_Task statement:_ The data below should be restated word for word, with every picture omitted.

_Data:_
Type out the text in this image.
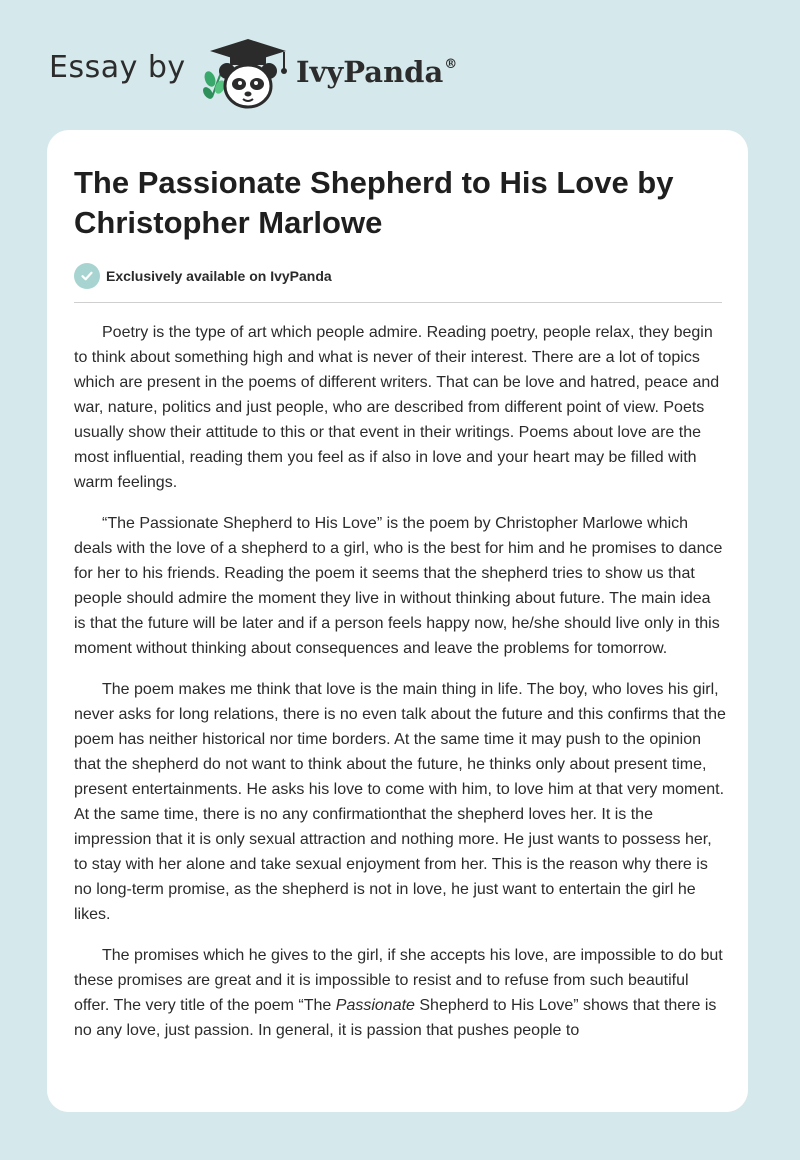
Essay by	IvyPanda®
The Passionate Shepherd to His Love by Christopher Marlowe
Exclusively available on IvyPanda

Poetry is the type of art which people admire. Reading poetry, people relax, they begin to think about something high and what is never of their interest. There are a lot of topics which are present in the poems of different writers. That can be love and hatred, peace and war, nature, politics and just people, who are described from different point of view. Poets usually show their attitude to this or that event in their writings. Poems about love are the most influential, reading them you feel as if also in love and your heart may be filled with warm feelings.

“The Passionate Shepherd to His Love” is the poem by Christopher Marlowe which deals with the love of a shepherd to a girl, who is the best for him and he promises to dance for her to his friends. Reading the poem it seems that the shepherd tries to show us that people should admire the moment they live in without thinking about future. The main idea is that the future will be later and if a person feels happy now, he/she should live only in this moment without thinking about consequences and leave the problems for tomorrow.

The poem makes me think that love is the main thing in life. The boy, who loves his girl, never asks for long relations, there is no even talk about the future and this confirms that the poem has neither historical nor time borders. At the same time it may push to the opinion that the shepherd do not want to think about the future, he thinks only about present time, present entertainments. He asks his love to come with him, to love him at that very moment. At the same time, there is no any confirmationthat the shepherd loves her. It is the impression that it is only sexual attraction and nothing more. He just wants to possess her, to stay with her alone and take sexual enjoyment from her. This is the reason why there is no long-term promise, as the shepherd is not in love, he just want to entertain the girl he likes.

The promises which he gives to the girl, if she accepts his love, are impossible to do but these promises are great and it is impossible to resist and to refuse from such beautiful offer. The very title of the poem “The Passionate Shepherd to His Love” shows that there is no any love, just passion. In general, it is passion that pushes people to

_Response for this exercise:_
Type out the text in this image.
Essay by	IvyPanda®
The Passionate Shepherd to His Love by Christopher Marlowe
Exclusively available on IvyPanda

Poetry is the type of art which people admire. Reading poetry, people relax, they begin to think about something high and what is never of their interest. There are a lot of topics which are present in the poems of different writers. That can be love and hatred, peace and war, nature, politics and just people, who are described from different point of view. Poets usually show their attitude to this or that event in their writings. Poems about love are the most influential, reading them you feel as if also in love and your heart may be filled with warm feelings.

“The Passionate Shepherd to His Love” is the poem by Christopher Marlowe which deals with the love of a shepherd to a girl, who is the best for him and he promises to dance for her to his friends. Reading the poem it seems that the shepherd tries to show us that people should admire the moment they live in without thinking about future. The main idea is that the future will be later and if a person feels happy now, he/she should live only in this moment without thinking about consequences and leave the problems for tomorrow.

The poem makes me think that love is the main thing in life. The boy, who loves his girl, never asks for long relations, there is no even talk about the future and this confirms that the poem has neither historical nor time borders. At the same time it may push to the opinion that the shepherd do not want to think about the future, he thinks only about present time, present entertainments. He asks his love to come with him, to love him at that very moment. At the same time, there is no any confirmationthat the shepherd loves her. It is the impression that it is only sexual attraction and nothing more. He just wants to possess her, to stay with her alone and take sexual enjoyment from her. This is the reason why there is no long-term promise, as the shepherd is not in love, he just want to entertain the girl he likes.

The promises which he gives to the girl, if she accepts his love, are impossible to do but these promises are great and it is impossible to resist and to refuse from such beautiful offer. The very title of the poem “The Passionate Shepherd to His Love” shows that there is no any love, just passion. In general, it is passion that pushes people to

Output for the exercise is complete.